## REQUIRED WORK
Locate the string "labels" throughout the material and copy every line in which it occurs.

================================

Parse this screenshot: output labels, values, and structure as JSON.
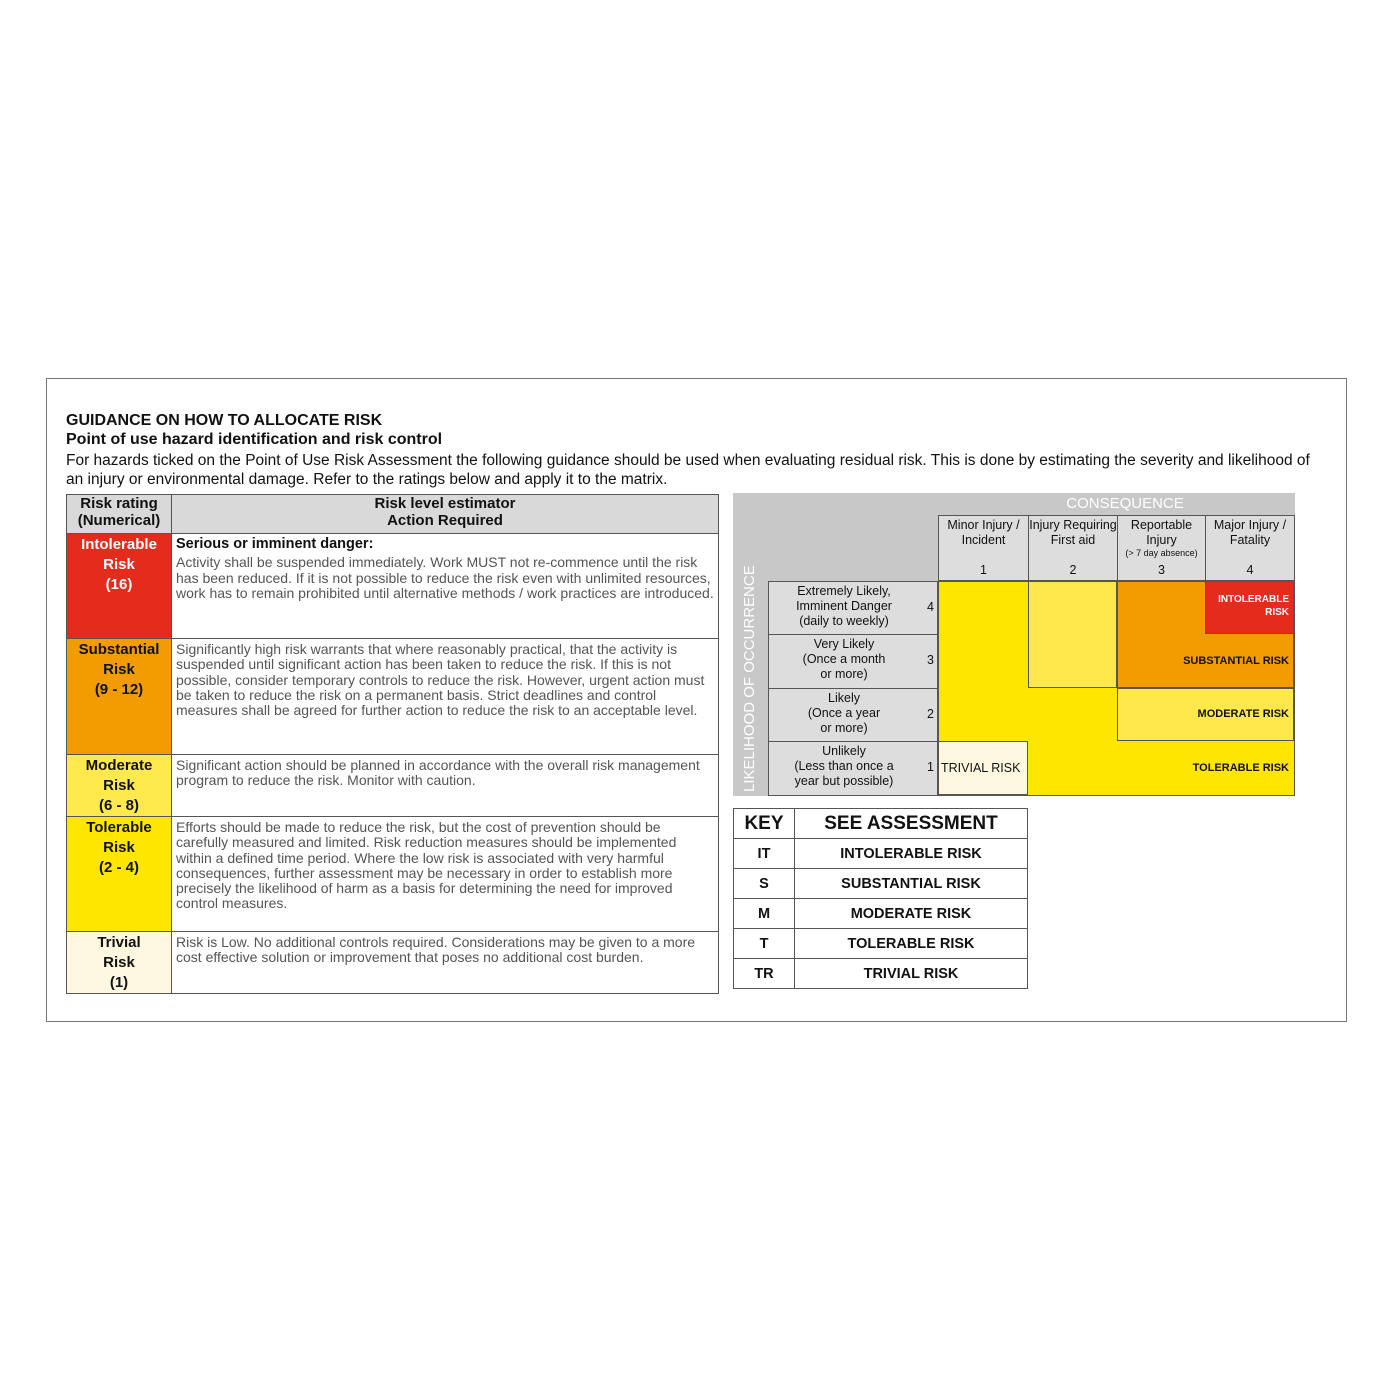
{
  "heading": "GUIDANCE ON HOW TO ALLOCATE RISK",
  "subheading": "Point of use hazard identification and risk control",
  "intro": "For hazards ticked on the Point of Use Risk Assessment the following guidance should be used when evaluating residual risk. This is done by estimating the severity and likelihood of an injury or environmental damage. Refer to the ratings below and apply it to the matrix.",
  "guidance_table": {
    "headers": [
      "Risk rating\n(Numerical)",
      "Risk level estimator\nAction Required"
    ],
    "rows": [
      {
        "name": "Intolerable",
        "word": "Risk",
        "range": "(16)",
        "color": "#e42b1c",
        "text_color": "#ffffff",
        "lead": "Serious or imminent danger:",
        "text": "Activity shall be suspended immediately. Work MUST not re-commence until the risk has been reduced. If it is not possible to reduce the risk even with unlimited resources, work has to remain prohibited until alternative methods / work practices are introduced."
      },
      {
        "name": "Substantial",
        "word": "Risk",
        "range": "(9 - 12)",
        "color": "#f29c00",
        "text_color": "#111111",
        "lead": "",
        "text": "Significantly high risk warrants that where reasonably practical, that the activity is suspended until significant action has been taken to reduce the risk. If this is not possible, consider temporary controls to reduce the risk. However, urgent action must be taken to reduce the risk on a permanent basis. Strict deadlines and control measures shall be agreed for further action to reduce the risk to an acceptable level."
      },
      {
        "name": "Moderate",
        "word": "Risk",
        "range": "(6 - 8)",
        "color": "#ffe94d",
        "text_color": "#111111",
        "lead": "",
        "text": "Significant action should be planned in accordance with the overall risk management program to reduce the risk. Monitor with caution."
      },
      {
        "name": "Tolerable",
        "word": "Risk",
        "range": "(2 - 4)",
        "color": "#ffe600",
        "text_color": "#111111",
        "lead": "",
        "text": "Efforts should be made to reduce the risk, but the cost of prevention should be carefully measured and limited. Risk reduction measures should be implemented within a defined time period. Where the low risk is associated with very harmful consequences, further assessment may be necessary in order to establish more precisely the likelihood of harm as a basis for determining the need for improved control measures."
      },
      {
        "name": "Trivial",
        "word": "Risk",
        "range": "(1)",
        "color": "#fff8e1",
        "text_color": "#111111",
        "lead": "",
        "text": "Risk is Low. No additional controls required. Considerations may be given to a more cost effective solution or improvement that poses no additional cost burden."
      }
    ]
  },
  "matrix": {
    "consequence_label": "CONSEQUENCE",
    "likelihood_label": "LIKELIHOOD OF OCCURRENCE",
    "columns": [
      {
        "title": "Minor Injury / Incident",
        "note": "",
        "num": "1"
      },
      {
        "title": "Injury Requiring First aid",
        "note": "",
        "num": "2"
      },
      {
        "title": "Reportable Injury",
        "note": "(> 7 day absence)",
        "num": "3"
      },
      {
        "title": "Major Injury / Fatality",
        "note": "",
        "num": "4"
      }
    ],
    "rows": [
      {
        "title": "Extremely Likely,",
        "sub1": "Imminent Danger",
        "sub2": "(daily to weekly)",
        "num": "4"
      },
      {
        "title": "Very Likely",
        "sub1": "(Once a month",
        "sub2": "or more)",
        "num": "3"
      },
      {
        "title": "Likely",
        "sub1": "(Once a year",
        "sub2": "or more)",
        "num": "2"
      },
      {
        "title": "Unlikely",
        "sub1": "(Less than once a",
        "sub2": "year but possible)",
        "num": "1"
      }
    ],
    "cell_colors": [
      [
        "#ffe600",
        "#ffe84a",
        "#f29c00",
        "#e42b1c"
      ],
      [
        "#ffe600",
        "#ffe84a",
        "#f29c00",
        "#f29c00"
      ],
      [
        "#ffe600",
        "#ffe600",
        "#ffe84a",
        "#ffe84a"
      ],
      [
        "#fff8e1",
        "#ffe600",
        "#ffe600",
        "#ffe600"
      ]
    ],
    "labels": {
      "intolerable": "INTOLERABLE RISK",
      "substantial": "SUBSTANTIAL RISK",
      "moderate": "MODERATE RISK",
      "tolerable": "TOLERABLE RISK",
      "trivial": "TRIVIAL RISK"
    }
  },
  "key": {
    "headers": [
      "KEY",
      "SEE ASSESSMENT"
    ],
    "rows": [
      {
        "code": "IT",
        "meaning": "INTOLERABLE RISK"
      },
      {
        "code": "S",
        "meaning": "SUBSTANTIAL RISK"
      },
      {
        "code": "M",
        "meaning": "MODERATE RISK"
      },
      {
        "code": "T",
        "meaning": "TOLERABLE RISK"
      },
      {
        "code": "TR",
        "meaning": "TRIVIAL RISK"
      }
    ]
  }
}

================================

## TASK RESULT
Parse this screenshot: output labels, values, and structure as JSON.
    "labels": {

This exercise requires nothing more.